• [Problem description] List each line in which the string "title" appears.

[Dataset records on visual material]
###

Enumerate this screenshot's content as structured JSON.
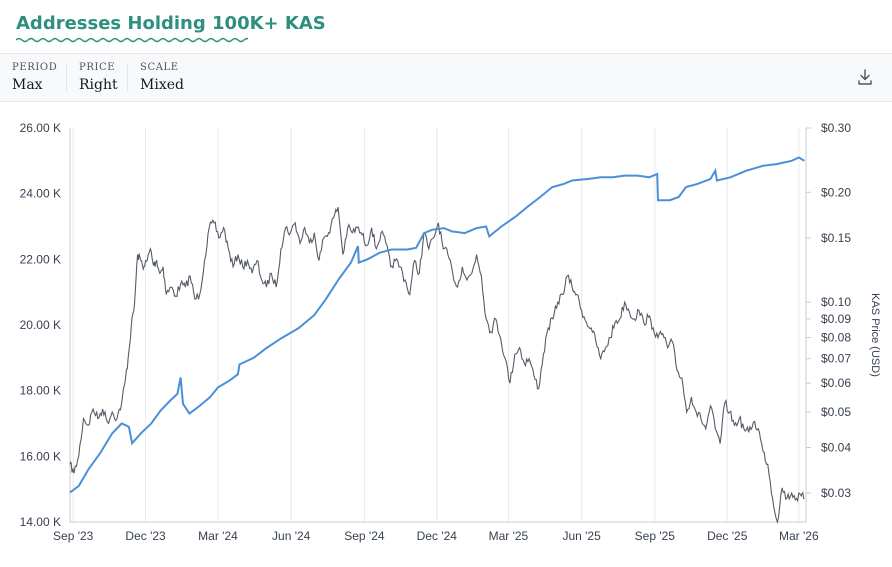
{
  "header": {
    "title": "Addresses Holding 100K+ KAS"
  },
  "controls": [
    {
      "label": "PERIOD",
      "value": "Max"
    },
    {
      "label": "PRICE",
      "value": "Right"
    },
    {
      "label": "SCALE",
      "value": "Mixed"
    }
  ],
  "toolbar": {
    "download_icon": "download-icon"
  },
  "colors": {
    "addresses": "#4a90d9",
    "price": "#555c66",
    "title": "#2e8f7e"
  },
  "chart_data": {
    "type": "line",
    "y_left": {
      "ticks": [
        14000,
        16000,
        18000,
        20000,
        22000,
        24000,
        26000
      ],
      "tick_labels": [
        "14.00 K",
        "16.00 K",
        "18.00 K",
        "20.00 K",
        "22.00 K",
        "24.00 K",
        "26.00 K"
      ],
      "range": [
        14000,
        26000
      ],
      "scale": "linear"
    },
    "y_right": {
      "title": "KAS Price (USD)",
      "scale": "log",
      "range": [
        0.025,
        0.3
      ],
      "ticks": [
        0.03,
        0.04,
        0.05,
        0.06,
        0.07,
        0.08,
        0.09,
        0.1,
        0.15,
        0.2,
        0.3
      ],
      "tick_labels": [
        "$0.03",
        "$0.04",
        "$0.05",
        "$0.06",
        "$0.07",
        "$0.08",
        "$0.09",
        "$0.10",
        "$0.15",
        "$0.20",
        "$0.30"
      ]
    },
    "x_axis": {
      "ticks": [
        "2023-09-01",
        "2023-12-01",
        "2024-03-01",
        "2024-06-01",
        "2024-09-01",
        "2024-12-01",
        "2025-03-01",
        "2025-06-01",
        "2025-09-01",
        "2025-12-01",
        "2026-03-01"
      ],
      "tick_labels": [
        "Sep '23",
        "Dec '23",
        "Mar '24",
        "Jun '24",
        "Sep '24",
        "Dec '24",
        "Mar '25",
        "Jun '25",
        "Sep '25",
        "Dec '25",
        "Mar '26"
      ],
      "range": [
        "2023-08-28",
        "2026-03-10"
      ]
    },
    "grid": "vertical",
    "series": [
      {
        "axis": "left",
        "points": [
          [
            "2023-08-28",
            14900
          ],
          [
            "2023-09-08",
            15100
          ],
          [
            "2023-09-20",
            15600
          ],
          [
            "2023-10-05",
            16100
          ],
          [
            "2023-10-20",
            16700
          ],
          [
            "2023-11-01",
            17000
          ],
          [
            "2023-11-10",
            16900
          ],
          [
            "2023-11-14",
            16400
          ],
          [
            "2023-11-25",
            16700
          ],
          [
            "2023-12-08",
            17000
          ],
          [
            "2023-12-20",
            17400
          ],
          [
            "2024-01-01",
            17700
          ],
          [
            "2024-01-10",
            17900
          ],
          [
            "2024-01-14",
            18400
          ],
          [
            "2024-01-17",
            17600
          ],
          [
            "2024-01-25",
            17300
          ],
          [
            "2024-02-05",
            17500
          ],
          [
            "2024-02-20",
            17800
          ],
          [
            "2024-03-01",
            18100
          ],
          [
            "2024-03-15",
            18300
          ],
          [
            "2024-03-26",
            18500
          ],
          [
            "2024-03-28",
            18800
          ],
          [
            "2024-04-15",
            19000
          ],
          [
            "2024-05-01",
            19300
          ],
          [
            "2024-05-20",
            19600
          ],
          [
            "2024-06-10",
            19900
          ],
          [
            "2024-06-30",
            20300
          ],
          [
            "2024-07-15",
            20800
          ],
          [
            "2024-07-31",
            21400
          ],
          [
            "2024-08-15",
            21900
          ],
          [
            "2024-08-24",
            22400
          ],
          [
            "2024-08-25",
            21900
          ],
          [
            "2024-09-05",
            22000
          ],
          [
            "2024-09-20",
            22200
          ],
          [
            "2024-10-05",
            22300
          ],
          [
            "2024-10-25",
            22300
          ],
          [
            "2024-11-05",
            22350
          ],
          [
            "2024-11-15",
            22800
          ],
          [
            "2024-11-25",
            22900
          ],
          [
            "2024-12-10",
            22950
          ],
          [
            "2024-12-20",
            22850
          ],
          [
            "2025-01-05",
            22800
          ],
          [
            "2025-01-20",
            22950
          ],
          [
            "2025-02-01",
            23000
          ],
          [
            "2025-02-05",
            22700
          ],
          [
            "2025-02-20",
            23000
          ],
          [
            "2025-03-10",
            23300
          ],
          [
            "2025-03-25",
            23600
          ],
          [
            "2025-04-10",
            23900
          ],
          [
            "2025-04-25",
            24200
          ],
          [
            "2025-05-10",
            24300
          ],
          [
            "2025-05-20",
            24400
          ],
          [
            "2025-06-10",
            24450
          ],
          [
            "2025-06-25",
            24500
          ],
          [
            "2025-07-10",
            24500
          ],
          [
            "2025-07-25",
            24550
          ],
          [
            "2025-08-10",
            24550
          ],
          [
            "2025-08-25",
            24500
          ],
          [
            "2025-09-04",
            24600
          ],
          [
            "2025-09-05",
            23800
          ],
          [
            "2025-09-20",
            23800
          ],
          [
            "2025-10-01",
            23900
          ],
          [
            "2025-10-10",
            24200
          ],
          [
            "2025-10-25",
            24300
          ],
          [
            "2025-11-10",
            24450
          ],
          [
            "2025-11-16",
            24700
          ],
          [
            "2025-11-18",
            24400
          ],
          [
            "2025-12-05",
            24500
          ],
          [
            "2025-12-25",
            24700
          ],
          [
            "2026-01-15",
            24850
          ],
          [
            "2026-02-01",
            24900
          ],
          [
            "2026-02-20",
            25000
          ],
          [
            "2026-03-01",
            25100
          ],
          [
            "2026-03-08",
            25000
          ]
        ]
      },
      {
        "axis": "right",
        "points": [
          [
            "2023-08-28",
            0.036
          ],
          [
            "2023-09-02",
            0.034
          ],
          [
            "2023-09-08",
            0.038
          ],
          [
            "2023-09-14",
            0.048
          ],
          [
            "2023-09-20",
            0.046
          ],
          [
            "2023-09-26",
            0.051
          ],
          [
            "2023-10-02",
            0.048
          ],
          [
            "2023-10-08",
            0.051
          ],
          [
            "2023-10-14",
            0.047
          ],
          [
            "2023-10-20",
            0.05
          ],
          [
            "2023-10-26",
            0.048
          ],
          [
            "2023-11-01",
            0.053
          ],
          [
            "2023-11-05",
            0.06
          ],
          [
            "2023-11-09",
            0.07
          ],
          [
            "2023-11-13",
            0.086
          ],
          [
            "2023-11-17",
            0.098
          ],
          [
            "2023-11-21",
            0.135
          ],
          [
            "2023-11-25",
            0.13
          ],
          [
            "2023-11-29",
            0.125
          ],
          [
            "2023-12-03",
            0.13
          ],
          [
            "2023-12-07",
            0.14
          ],
          [
            "2023-12-11",
            0.126
          ],
          [
            "2023-12-15",
            0.13
          ],
          [
            "2023-12-19",
            0.12
          ],
          [
            "2023-12-23",
            0.125
          ],
          [
            "2023-12-27",
            0.105
          ],
          [
            "2024-01-02",
            0.11
          ],
          [
            "2024-01-08",
            0.104
          ],
          [
            "2024-01-14",
            0.112
          ],
          [
            "2024-01-20",
            0.11
          ],
          [
            "2024-01-26",
            0.118
          ],
          [
            "2024-02-01",
            0.102
          ],
          [
            "2024-02-07",
            0.105
          ],
          [
            "2024-02-13",
            0.13
          ],
          [
            "2024-02-19",
            0.16
          ],
          [
            "2024-02-25",
            0.165
          ],
          [
            "2024-03-02",
            0.15
          ],
          [
            "2024-03-08",
            0.16
          ],
          [
            "2024-03-14",
            0.14
          ],
          [
            "2024-03-20",
            0.125
          ],
          [
            "2024-03-26",
            0.135
          ],
          [
            "2024-04-01",
            0.125
          ],
          [
            "2024-04-07",
            0.13
          ],
          [
            "2024-04-13",
            0.12
          ],
          [
            "2024-04-19",
            0.13
          ],
          [
            "2024-04-25",
            0.115
          ],
          [
            "2024-05-01",
            0.11
          ],
          [
            "2024-05-07",
            0.12
          ],
          [
            "2024-05-13",
            0.11
          ],
          [
            "2024-05-19",
            0.14
          ],
          [
            "2024-05-25",
            0.16
          ],
          [
            "2024-05-31",
            0.155
          ],
          [
            "2024-06-06",
            0.165
          ],
          [
            "2024-06-12",
            0.145
          ],
          [
            "2024-06-18",
            0.16
          ],
          [
            "2024-06-24",
            0.145
          ],
          [
            "2024-06-30",
            0.155
          ],
          [
            "2024-07-06",
            0.13
          ],
          [
            "2024-07-12",
            0.15
          ],
          [
            "2024-07-18",
            0.155
          ],
          [
            "2024-07-24",
            0.17
          ],
          [
            "2024-07-30",
            0.182
          ],
          [
            "2024-08-05",
            0.135
          ],
          [
            "2024-08-11",
            0.16
          ],
          [
            "2024-08-17",
            0.155
          ],
          [
            "2024-08-23",
            0.16
          ],
          [
            "2024-08-29",
            0.153
          ],
          [
            "2024-09-04",
            0.143
          ],
          [
            "2024-09-10",
            0.16
          ],
          [
            "2024-09-16",
            0.14
          ],
          [
            "2024-09-22",
            0.155
          ],
          [
            "2024-09-28",
            0.145
          ],
          [
            "2024-10-04",
            0.125
          ],
          [
            "2024-10-10",
            0.13
          ],
          [
            "2024-10-16",
            0.125
          ],
          [
            "2024-10-22",
            0.115
          ],
          [
            "2024-10-28",
            0.105
          ],
          [
            "2024-11-03",
            0.13
          ],
          [
            "2024-11-09",
            0.12
          ],
          [
            "2024-11-15",
            0.155
          ],
          [
            "2024-11-21",
            0.14
          ],
          [
            "2024-11-27",
            0.15
          ],
          [
            "2024-12-03",
            0.165
          ],
          [
            "2024-12-09",
            0.14
          ],
          [
            "2024-12-15",
            0.135
          ],
          [
            "2024-12-21",
            0.12
          ],
          [
            "2024-12-27",
            0.11
          ],
          [
            "2025-01-02",
            0.125
          ],
          [
            "2025-01-08",
            0.115
          ],
          [
            "2025-01-14",
            0.12
          ],
          [
            "2025-01-20",
            0.135
          ],
          [
            "2025-01-26",
            0.118
          ],
          [
            "2025-02-01",
            0.09
          ],
          [
            "2025-02-07",
            0.083
          ],
          [
            "2025-02-13",
            0.09
          ],
          [
            "2025-02-19",
            0.08
          ],
          [
            "2025-02-25",
            0.07
          ],
          [
            "2025-03-03",
            0.06
          ],
          [
            "2025-03-09",
            0.072
          ],
          [
            "2025-03-15",
            0.075
          ],
          [
            "2025-03-21",
            0.068
          ],
          [
            "2025-03-27",
            0.07
          ],
          [
            "2025-04-02",
            0.063
          ],
          [
            "2025-04-08",
            0.058
          ],
          [
            "2025-04-14",
            0.072
          ],
          [
            "2025-04-20",
            0.085
          ],
          [
            "2025-04-26",
            0.09
          ],
          [
            "2025-05-02",
            0.1
          ],
          [
            "2025-05-08",
            0.105
          ],
          [
            "2025-05-14",
            0.118
          ],
          [
            "2025-05-20",
            0.11
          ],
          [
            "2025-05-26",
            0.105
          ],
          [
            "2025-06-01",
            0.095
          ],
          [
            "2025-06-07",
            0.088
          ],
          [
            "2025-06-13",
            0.085
          ],
          [
            "2025-06-19",
            0.078
          ],
          [
            "2025-06-25",
            0.07
          ],
          [
            "2025-07-01",
            0.075
          ],
          [
            "2025-07-07",
            0.08
          ],
          [
            "2025-07-13",
            0.088
          ],
          [
            "2025-07-19",
            0.09
          ],
          [
            "2025-07-25",
            0.1
          ],
          [
            "2025-07-31",
            0.094
          ],
          [
            "2025-08-06",
            0.09
          ],
          [
            "2025-08-12",
            0.095
          ],
          [
            "2025-08-18",
            0.088
          ],
          [
            "2025-08-24",
            0.091
          ],
          [
            "2025-08-30",
            0.085
          ],
          [
            "2025-09-05",
            0.08
          ],
          [
            "2025-09-11",
            0.082
          ],
          [
            "2025-09-17",
            0.075
          ],
          [
            "2025-09-23",
            0.078
          ],
          [
            "2025-09-29",
            0.065
          ],
          [
            "2025-10-05",
            0.062
          ],
          [
            "2025-10-11",
            0.05
          ],
          [
            "2025-10-17",
            0.055
          ],
          [
            "2025-10-23",
            0.05
          ],
          [
            "2025-10-29",
            0.048
          ],
          [
            "2025-11-04",
            0.045
          ],
          [
            "2025-11-10",
            0.052
          ],
          [
            "2025-11-16",
            0.045
          ],
          [
            "2025-11-22",
            0.041
          ],
          [
            "2025-11-28",
            0.053
          ],
          [
            "2025-12-04",
            0.05
          ],
          [
            "2025-12-10",
            0.046
          ],
          [
            "2025-12-16",
            0.048
          ],
          [
            "2025-12-22",
            0.045
          ],
          [
            "2025-12-28",
            0.044
          ],
          [
            "2026-01-03",
            0.047
          ],
          [
            "2026-01-09",
            0.045
          ],
          [
            "2026-01-15",
            0.039
          ],
          [
            "2026-01-21",
            0.036
          ],
          [
            "2026-01-27",
            0.029
          ],
          [
            "2026-02-02",
            0.025
          ],
          [
            "2026-02-08",
            0.031
          ],
          [
            "2026-02-14",
            0.029
          ],
          [
            "2026-02-20",
            0.03
          ],
          [
            "2026-02-26",
            0.029
          ],
          [
            "2026-03-04",
            0.0295
          ],
          [
            "2026-03-08",
            0.029
          ]
        ]
      }
    ]
  }
}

###

• [Result]
    "title": "Addresses Holding 100K+ KAS"
    "title": "#2e8f7e"
      "title": "KAS Price (USD)",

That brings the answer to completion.